■ Dataset records:
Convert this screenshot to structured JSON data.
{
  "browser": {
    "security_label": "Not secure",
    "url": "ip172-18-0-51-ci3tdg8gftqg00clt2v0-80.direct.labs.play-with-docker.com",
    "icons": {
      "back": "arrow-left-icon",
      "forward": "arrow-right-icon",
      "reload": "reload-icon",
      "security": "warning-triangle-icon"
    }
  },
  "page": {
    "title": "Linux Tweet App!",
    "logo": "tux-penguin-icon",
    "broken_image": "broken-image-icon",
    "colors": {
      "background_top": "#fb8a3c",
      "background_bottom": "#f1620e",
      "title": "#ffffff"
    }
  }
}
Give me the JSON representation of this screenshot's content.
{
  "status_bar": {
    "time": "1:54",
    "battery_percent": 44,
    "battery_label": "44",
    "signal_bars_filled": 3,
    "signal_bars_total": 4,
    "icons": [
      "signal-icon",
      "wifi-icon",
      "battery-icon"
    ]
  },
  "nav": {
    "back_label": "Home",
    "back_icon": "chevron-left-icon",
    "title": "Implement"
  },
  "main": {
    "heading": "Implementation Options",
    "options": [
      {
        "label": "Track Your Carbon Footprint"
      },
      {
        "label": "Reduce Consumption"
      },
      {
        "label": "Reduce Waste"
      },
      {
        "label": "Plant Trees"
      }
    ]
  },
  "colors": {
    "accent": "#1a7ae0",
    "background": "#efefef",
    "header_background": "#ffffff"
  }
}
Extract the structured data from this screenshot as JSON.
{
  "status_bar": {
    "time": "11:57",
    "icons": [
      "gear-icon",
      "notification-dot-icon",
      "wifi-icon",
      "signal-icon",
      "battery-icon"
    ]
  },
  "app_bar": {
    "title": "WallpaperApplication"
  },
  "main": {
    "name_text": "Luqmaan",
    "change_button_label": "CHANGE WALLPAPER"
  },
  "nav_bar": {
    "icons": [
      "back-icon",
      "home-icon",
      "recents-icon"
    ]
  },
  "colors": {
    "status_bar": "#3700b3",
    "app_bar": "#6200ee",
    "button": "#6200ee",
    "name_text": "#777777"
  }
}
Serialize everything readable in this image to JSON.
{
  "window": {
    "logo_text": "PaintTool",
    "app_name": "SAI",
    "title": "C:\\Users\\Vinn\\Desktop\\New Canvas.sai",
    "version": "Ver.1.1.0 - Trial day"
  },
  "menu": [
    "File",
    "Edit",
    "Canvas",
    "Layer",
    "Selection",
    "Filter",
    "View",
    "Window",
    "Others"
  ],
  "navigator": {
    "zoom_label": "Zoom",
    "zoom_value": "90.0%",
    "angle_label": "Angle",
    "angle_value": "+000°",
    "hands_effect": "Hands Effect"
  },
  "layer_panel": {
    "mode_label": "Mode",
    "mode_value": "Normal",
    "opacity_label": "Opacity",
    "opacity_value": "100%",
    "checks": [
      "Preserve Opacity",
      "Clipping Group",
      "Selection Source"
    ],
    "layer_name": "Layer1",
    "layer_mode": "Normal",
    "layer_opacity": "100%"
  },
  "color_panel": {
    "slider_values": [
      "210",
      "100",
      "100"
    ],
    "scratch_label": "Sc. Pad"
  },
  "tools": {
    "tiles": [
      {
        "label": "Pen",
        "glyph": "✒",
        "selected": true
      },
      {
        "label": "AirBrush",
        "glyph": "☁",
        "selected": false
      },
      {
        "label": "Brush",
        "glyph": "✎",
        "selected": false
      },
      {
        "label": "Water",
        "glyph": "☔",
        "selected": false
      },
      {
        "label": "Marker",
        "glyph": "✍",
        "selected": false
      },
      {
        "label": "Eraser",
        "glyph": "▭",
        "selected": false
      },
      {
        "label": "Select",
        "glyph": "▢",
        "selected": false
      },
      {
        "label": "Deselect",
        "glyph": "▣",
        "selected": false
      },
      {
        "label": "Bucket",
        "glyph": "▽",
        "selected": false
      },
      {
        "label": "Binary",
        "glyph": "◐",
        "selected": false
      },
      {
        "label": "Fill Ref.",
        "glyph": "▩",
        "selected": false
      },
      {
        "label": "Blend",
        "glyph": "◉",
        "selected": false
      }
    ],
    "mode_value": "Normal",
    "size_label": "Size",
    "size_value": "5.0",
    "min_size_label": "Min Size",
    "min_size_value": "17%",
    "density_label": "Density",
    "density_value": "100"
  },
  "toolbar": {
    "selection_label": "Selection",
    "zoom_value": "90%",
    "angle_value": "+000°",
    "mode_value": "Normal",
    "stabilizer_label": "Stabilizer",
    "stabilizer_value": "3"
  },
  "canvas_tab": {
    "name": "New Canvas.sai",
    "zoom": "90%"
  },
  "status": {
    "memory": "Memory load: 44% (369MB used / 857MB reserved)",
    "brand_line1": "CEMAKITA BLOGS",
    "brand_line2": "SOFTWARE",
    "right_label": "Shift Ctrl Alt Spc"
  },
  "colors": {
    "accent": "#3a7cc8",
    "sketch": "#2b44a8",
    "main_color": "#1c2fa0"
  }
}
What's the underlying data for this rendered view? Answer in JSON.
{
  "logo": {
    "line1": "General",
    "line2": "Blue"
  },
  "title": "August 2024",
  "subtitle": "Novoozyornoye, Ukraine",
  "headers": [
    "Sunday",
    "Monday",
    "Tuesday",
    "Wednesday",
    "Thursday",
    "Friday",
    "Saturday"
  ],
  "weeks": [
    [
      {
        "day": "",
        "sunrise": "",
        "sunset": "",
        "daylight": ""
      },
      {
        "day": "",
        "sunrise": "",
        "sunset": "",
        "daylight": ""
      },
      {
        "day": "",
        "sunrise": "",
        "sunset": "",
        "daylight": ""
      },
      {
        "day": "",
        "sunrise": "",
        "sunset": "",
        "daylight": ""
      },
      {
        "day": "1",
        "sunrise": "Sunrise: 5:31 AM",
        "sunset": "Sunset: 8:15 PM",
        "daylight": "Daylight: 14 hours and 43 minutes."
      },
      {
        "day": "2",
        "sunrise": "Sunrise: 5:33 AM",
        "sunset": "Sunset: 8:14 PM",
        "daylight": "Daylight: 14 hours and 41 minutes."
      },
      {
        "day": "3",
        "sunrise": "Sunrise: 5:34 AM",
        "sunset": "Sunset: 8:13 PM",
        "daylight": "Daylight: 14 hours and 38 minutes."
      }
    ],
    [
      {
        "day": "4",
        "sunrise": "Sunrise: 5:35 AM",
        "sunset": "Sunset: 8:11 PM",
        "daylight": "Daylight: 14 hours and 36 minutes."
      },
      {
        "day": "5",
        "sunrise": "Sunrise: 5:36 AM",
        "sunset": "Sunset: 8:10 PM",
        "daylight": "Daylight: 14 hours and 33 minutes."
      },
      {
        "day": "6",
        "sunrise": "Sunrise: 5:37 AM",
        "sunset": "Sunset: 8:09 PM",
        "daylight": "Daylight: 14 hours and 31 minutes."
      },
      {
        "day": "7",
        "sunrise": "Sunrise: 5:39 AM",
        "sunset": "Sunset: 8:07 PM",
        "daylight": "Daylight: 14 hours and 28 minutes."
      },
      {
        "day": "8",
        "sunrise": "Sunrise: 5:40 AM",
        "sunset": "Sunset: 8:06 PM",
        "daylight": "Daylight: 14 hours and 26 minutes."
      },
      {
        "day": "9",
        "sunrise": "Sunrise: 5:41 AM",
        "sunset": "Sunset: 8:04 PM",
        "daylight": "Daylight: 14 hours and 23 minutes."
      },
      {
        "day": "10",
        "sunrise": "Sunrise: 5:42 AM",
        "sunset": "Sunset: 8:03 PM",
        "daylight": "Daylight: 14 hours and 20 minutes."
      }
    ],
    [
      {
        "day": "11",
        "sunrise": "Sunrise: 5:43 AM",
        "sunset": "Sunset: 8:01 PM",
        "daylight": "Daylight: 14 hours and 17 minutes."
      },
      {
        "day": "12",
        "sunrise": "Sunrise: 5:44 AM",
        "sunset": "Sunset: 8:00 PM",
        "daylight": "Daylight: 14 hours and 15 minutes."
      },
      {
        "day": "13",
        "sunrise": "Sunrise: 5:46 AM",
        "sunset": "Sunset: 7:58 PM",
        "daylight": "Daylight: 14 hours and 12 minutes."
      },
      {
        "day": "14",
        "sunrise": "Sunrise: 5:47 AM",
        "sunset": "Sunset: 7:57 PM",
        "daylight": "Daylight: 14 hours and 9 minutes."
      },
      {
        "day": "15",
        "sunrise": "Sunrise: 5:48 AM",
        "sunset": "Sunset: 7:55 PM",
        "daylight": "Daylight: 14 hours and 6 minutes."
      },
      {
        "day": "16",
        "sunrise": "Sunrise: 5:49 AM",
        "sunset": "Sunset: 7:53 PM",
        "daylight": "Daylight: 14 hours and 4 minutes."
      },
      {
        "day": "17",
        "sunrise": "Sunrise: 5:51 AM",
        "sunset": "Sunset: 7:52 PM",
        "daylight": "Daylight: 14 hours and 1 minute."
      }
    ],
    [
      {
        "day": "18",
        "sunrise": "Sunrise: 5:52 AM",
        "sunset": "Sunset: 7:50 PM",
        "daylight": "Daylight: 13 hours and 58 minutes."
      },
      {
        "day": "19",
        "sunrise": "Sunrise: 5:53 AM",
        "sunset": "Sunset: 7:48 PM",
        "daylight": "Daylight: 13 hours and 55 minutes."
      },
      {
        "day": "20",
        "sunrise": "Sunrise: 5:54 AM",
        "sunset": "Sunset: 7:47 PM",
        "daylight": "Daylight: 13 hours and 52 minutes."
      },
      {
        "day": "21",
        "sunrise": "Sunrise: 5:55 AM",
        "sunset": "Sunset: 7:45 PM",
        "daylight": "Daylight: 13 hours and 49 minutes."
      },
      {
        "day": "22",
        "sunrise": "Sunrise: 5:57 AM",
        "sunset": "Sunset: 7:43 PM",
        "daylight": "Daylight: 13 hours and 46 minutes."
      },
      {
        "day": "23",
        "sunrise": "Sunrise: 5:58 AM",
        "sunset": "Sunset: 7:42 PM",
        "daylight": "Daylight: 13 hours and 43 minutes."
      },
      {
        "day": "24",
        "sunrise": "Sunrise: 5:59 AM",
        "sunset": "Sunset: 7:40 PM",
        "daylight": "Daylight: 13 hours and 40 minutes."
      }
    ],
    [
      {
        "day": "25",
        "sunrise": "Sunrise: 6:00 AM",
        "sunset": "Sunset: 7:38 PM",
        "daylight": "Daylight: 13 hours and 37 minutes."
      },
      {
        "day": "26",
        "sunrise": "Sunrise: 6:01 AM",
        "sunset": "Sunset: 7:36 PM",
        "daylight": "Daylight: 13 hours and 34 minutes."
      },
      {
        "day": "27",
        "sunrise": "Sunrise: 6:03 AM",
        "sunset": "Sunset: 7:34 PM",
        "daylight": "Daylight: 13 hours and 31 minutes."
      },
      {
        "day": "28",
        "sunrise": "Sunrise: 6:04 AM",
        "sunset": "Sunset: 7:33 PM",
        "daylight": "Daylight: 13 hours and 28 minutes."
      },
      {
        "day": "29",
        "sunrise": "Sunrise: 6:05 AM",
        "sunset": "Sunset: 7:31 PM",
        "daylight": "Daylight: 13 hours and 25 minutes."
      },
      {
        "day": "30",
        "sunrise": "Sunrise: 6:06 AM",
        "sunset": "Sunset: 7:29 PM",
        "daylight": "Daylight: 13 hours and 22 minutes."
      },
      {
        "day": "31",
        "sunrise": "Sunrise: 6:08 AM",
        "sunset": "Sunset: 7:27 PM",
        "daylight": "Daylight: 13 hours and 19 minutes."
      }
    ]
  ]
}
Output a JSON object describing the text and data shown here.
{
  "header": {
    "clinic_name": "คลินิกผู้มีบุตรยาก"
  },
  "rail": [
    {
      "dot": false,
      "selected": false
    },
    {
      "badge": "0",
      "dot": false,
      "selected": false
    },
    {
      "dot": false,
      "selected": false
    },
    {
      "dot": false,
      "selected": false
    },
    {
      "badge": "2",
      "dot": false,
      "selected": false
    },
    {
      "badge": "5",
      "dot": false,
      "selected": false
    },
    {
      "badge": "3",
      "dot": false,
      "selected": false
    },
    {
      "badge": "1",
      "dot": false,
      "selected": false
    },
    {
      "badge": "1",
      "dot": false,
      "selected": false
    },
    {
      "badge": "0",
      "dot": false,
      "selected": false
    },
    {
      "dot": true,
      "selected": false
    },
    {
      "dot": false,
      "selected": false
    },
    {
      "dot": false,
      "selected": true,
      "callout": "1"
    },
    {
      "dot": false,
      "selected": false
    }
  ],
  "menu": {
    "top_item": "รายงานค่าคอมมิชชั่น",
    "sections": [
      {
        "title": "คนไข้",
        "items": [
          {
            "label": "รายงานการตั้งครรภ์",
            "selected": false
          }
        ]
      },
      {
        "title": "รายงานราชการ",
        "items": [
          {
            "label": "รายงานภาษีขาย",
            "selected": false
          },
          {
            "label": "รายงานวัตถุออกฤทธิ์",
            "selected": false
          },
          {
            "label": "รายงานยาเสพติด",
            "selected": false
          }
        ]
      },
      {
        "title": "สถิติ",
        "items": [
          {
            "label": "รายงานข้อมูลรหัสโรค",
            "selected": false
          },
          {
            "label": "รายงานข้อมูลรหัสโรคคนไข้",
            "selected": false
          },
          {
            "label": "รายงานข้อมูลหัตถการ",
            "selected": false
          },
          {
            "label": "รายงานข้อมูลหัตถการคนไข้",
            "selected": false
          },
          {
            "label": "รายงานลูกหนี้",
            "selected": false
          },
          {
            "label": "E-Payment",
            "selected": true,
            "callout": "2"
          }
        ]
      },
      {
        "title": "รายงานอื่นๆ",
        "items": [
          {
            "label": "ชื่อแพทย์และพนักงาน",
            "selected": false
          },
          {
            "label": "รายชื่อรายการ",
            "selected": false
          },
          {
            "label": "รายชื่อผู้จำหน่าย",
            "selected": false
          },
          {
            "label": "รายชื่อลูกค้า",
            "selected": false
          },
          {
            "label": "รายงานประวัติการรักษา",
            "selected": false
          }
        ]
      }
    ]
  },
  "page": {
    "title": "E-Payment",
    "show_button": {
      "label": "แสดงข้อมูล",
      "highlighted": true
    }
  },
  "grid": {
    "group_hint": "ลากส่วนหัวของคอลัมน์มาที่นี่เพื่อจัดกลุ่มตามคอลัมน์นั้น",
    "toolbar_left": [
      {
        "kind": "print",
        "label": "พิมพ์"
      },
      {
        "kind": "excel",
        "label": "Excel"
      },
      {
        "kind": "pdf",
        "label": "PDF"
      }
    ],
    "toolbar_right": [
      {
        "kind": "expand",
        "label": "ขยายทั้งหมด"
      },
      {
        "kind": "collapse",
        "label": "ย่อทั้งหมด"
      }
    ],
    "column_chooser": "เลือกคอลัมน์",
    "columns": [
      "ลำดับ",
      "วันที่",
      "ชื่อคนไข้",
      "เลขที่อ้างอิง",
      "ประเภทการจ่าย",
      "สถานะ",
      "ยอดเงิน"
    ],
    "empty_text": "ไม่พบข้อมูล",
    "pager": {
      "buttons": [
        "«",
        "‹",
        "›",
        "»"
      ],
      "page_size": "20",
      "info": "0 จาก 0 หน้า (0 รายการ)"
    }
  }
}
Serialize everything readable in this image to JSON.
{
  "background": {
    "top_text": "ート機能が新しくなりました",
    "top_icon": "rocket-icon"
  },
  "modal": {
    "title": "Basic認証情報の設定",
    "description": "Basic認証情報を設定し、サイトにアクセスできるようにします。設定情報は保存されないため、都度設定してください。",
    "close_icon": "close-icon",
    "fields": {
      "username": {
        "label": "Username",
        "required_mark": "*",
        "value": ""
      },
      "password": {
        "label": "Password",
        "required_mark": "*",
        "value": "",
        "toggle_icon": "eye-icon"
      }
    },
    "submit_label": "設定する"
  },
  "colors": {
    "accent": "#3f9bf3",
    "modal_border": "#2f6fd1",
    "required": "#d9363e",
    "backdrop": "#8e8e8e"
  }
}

■ What to work on: Gather each line from the entries above that includes the word "glyph".

■ Response:
        "glyph": "✒",
        "glyph": "☁",
        "glyph": "✎",
        "glyph": "☔",
        "glyph": "✍",
        "glyph": "▭",
        "glyph": "▢",
        "glyph": "▣",
        "glyph": "▽",
        "glyph": "◐",
        "glyph": "▩",
        "glyph": "◉",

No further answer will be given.